## [Exercise]
All of the data below should be written out exactly.

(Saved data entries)
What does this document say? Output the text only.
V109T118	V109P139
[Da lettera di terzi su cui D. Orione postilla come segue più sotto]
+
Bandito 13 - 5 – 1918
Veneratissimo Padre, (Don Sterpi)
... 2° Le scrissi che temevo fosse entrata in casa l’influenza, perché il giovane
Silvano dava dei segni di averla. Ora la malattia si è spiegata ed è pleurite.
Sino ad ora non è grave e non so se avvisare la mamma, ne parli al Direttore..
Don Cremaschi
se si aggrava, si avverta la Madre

## [Worked answer]
What does this document say? Output the text only.
V109T118	V109P139
[Da lettera di terzi su cui D. Orione postilla come segue più sotto]
+
Bandito 13 - 5 – 1918
Veneratissimo Padre, (Don Sterpi)
... 2° Le scrissi che temevo fosse entrata in casa l’influenza, perché il giovane
Silvano dava dei segni di averla. Ora la malattia si è spiegata ed è pleurite.
Sino ad ora non è grave e non so se avvisare la mamma, ne parli al Direttore..
Don Cremaschi
se si aggrava, si avverta la Madre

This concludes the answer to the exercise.